#### Short task
Your task is to gather the lines below that hold the string "screenshot".

#### Material provided
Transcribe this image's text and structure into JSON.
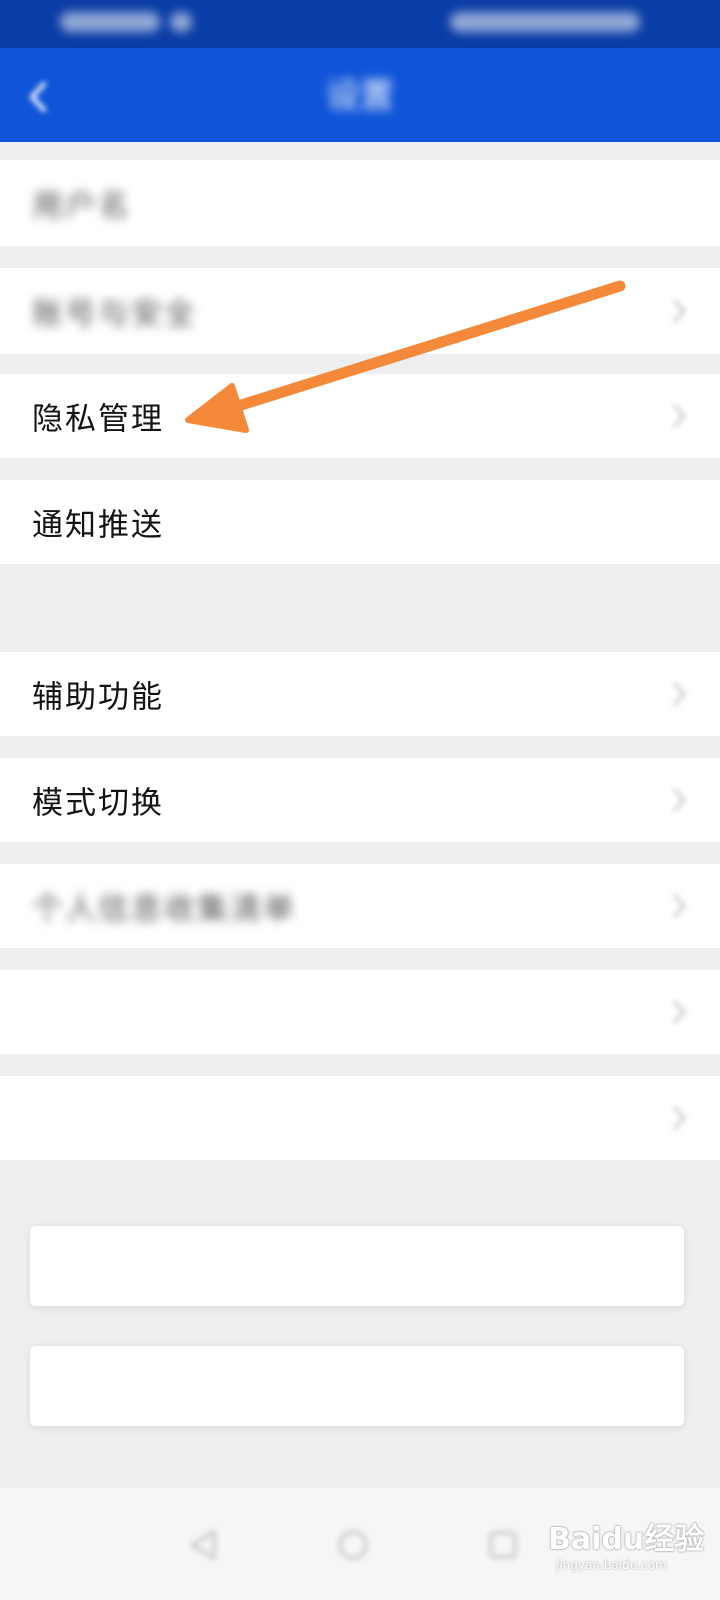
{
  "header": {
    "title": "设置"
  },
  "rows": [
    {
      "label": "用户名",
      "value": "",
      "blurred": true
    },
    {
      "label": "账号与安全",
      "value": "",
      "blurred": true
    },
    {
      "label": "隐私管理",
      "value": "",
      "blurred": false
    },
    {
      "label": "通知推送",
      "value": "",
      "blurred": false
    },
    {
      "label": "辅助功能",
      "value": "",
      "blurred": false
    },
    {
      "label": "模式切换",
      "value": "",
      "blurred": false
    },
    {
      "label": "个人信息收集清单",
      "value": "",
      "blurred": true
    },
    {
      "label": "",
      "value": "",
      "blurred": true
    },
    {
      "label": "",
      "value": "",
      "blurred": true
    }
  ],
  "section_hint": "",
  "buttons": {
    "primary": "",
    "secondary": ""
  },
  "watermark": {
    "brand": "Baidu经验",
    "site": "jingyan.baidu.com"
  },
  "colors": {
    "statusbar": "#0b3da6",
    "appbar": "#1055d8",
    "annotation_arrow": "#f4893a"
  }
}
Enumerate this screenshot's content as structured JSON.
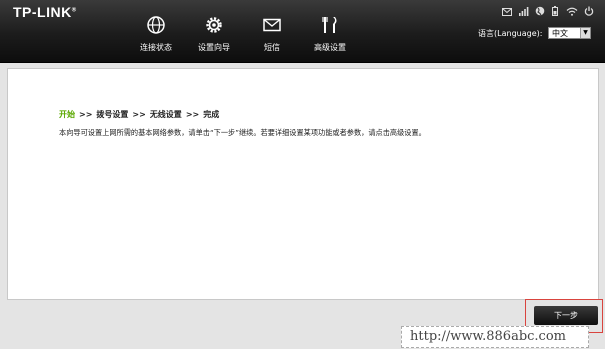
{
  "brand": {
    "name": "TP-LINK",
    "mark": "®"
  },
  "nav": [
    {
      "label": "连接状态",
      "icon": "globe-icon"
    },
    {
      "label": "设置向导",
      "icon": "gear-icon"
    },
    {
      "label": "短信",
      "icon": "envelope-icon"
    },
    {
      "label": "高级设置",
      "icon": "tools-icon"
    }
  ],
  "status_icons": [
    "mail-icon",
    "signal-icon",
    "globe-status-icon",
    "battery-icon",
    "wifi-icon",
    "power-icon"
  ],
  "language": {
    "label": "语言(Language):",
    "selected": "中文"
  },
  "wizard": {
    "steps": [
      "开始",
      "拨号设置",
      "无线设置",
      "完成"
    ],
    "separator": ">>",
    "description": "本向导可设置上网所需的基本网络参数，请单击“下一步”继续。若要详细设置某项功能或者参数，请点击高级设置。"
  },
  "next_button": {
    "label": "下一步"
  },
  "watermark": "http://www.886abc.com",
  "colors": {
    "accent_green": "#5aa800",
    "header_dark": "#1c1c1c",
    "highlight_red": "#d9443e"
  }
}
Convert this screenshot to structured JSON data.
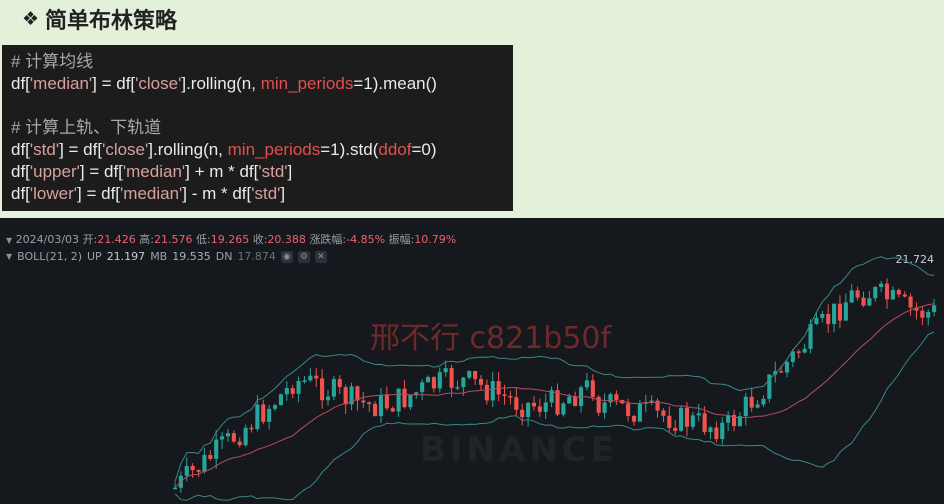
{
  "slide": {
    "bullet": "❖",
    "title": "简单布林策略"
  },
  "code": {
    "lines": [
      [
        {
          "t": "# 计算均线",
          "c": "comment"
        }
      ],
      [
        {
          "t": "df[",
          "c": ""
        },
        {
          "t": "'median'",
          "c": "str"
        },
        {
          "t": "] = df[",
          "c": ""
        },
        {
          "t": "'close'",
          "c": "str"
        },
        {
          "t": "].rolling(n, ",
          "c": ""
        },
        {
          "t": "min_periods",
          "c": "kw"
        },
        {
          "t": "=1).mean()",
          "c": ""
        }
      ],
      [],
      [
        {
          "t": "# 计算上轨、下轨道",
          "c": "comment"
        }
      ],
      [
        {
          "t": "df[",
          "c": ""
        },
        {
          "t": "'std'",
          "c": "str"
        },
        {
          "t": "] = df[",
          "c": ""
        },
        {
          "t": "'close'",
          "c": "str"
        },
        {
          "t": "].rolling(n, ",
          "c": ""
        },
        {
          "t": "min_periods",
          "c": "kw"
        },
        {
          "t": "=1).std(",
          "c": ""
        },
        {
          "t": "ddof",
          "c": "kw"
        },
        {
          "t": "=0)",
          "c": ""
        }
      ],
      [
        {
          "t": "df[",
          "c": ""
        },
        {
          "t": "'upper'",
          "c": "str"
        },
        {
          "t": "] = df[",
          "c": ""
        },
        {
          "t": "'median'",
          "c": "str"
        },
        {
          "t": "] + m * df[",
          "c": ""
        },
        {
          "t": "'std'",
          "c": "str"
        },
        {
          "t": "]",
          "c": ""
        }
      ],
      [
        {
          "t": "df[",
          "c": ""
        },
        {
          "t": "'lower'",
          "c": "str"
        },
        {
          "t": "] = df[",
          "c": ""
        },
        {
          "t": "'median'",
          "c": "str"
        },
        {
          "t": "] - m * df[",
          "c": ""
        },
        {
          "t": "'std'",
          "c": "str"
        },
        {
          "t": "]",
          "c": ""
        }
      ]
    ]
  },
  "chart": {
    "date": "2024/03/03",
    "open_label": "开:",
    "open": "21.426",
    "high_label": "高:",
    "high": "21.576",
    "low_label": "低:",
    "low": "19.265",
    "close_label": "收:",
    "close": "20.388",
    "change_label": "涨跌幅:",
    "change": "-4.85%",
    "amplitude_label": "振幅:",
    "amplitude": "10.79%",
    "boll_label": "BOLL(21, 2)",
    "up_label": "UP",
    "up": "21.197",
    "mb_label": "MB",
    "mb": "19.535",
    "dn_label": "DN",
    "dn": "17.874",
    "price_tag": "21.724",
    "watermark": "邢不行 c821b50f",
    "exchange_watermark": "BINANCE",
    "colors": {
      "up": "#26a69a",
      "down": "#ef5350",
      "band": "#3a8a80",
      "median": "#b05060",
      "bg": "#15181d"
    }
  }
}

#### Response to the task
Enumerate this screenshot's content as structured JSON.
Convert this screenshot to structured JSON data.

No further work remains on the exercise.